[Data records]
□ □ □ □ □ □ □

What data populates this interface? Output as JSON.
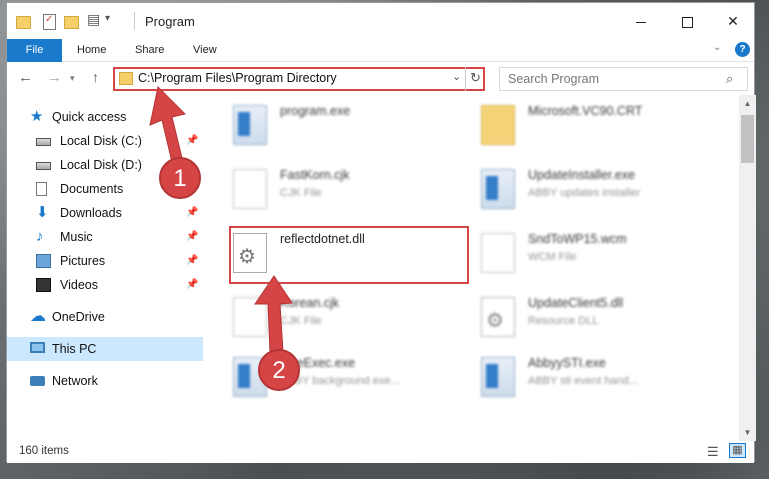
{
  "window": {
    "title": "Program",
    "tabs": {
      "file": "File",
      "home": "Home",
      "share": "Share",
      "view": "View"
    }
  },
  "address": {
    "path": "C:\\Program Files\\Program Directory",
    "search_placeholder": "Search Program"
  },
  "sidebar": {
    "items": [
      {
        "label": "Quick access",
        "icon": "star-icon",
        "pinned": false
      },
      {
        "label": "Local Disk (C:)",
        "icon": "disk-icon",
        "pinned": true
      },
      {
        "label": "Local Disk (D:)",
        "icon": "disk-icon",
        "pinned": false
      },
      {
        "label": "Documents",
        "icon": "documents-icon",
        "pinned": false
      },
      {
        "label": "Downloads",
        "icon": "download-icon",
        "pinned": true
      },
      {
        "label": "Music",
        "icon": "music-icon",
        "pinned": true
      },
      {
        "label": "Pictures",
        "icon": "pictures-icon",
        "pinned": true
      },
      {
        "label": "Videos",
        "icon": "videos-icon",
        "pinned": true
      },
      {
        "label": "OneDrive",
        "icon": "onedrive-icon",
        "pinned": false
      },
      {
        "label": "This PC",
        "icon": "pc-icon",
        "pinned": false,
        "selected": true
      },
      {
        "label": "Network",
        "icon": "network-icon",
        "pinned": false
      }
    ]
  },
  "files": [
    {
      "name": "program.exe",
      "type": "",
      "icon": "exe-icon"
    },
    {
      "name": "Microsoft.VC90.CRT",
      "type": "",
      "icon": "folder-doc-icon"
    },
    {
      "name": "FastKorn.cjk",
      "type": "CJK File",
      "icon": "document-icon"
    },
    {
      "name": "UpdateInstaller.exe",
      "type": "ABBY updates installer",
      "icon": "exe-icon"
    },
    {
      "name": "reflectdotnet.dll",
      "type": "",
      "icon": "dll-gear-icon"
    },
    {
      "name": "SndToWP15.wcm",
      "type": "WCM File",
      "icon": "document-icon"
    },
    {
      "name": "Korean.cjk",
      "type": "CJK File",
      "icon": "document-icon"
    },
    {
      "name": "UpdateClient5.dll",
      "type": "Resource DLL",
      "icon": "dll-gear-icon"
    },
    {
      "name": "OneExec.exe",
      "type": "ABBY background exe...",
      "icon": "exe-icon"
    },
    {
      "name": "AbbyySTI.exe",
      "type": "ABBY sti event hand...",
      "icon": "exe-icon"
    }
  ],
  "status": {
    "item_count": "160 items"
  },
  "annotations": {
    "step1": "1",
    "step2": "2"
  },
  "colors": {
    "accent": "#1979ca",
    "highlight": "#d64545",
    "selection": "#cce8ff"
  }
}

□ □ □ □ □ □ □

> **What the exercise asks**
Make an exact copy of the records above, with the pictures left out.

> **Exercise answer**
What data populates this interface? Output as JSON.
{
  "window": {
    "title": "Program",
    "tabs": {
      "file": "File",
      "home": "Home",
      "share": "Share",
      "view": "View"
    }
  },
  "address": {
    "path": "C:\\Program Files\\Program Directory",
    "search_placeholder": "Search Program"
  },
  "sidebar": {
    "items": [
      {
        "label": "Quick access",
        "icon": "star-icon",
        "pinned": false
      },
      {
        "label": "Local Disk (C:)",
        "icon": "disk-icon",
        "pinned": true
      },
      {
        "label": "Local Disk (D:)",
        "icon": "disk-icon",
        "pinned": false
      },
      {
        "label": "Documents",
        "icon": "documents-icon",
        "pinned": false
      },
      {
        "label": "Downloads",
        "icon": "download-icon",
        "pinned": true
      },
      {
        "label": "Music",
        "icon": "music-icon",
        "pinned": true
      },
      {
        "label": "Pictures",
        "icon": "pictures-icon",
        "pinned": true
      },
      {
        "label": "Videos",
        "icon": "videos-icon",
        "pinned": true
      },
      {
        "label": "OneDrive",
        "icon": "onedrive-icon",
        "pinned": false
      },
      {
        "label": "This PC",
        "icon": "pc-icon",
        "pinned": false,
        "selected": true
      },
      {
        "label": "Network",
        "icon": "network-icon",
        "pinned": false
      }
    ]
  },
  "files": [
    {
      "name": "program.exe",
      "type": "",
      "icon": "exe-icon"
    },
    {
      "name": "Microsoft.VC90.CRT",
      "type": "",
      "icon": "folder-doc-icon"
    },
    {
      "name": "FastKorn.cjk",
      "type": "CJK File",
      "icon": "document-icon"
    },
    {
      "name": "UpdateInstaller.exe",
      "type": "ABBY updates installer",
      "icon": "exe-icon"
    },
    {
      "name": "reflectdotnet.dll",
      "type": "",
      "icon": "dll-gear-icon"
    },
    {
      "name": "SndToWP15.wcm",
      "type": "WCM File",
      "icon": "document-icon"
    },
    {
      "name": "Korean.cjk",
      "type": "CJK File",
      "icon": "document-icon"
    },
    {
      "name": "UpdateClient5.dll",
      "type": "Resource DLL",
      "icon": "dll-gear-icon"
    },
    {
      "name": "OneExec.exe",
      "type": "ABBY background exe...",
      "icon": "exe-icon"
    },
    {
      "name": "AbbyySTI.exe",
      "type": "ABBY sti event hand...",
      "icon": "exe-icon"
    }
  ],
  "status": {
    "item_count": "160 items"
  },
  "annotations": {
    "step1": "1",
    "step2": "2"
  },
  "colors": {
    "accent": "#1979ca",
    "highlight": "#d64545",
    "selection": "#cce8ff"
  }
}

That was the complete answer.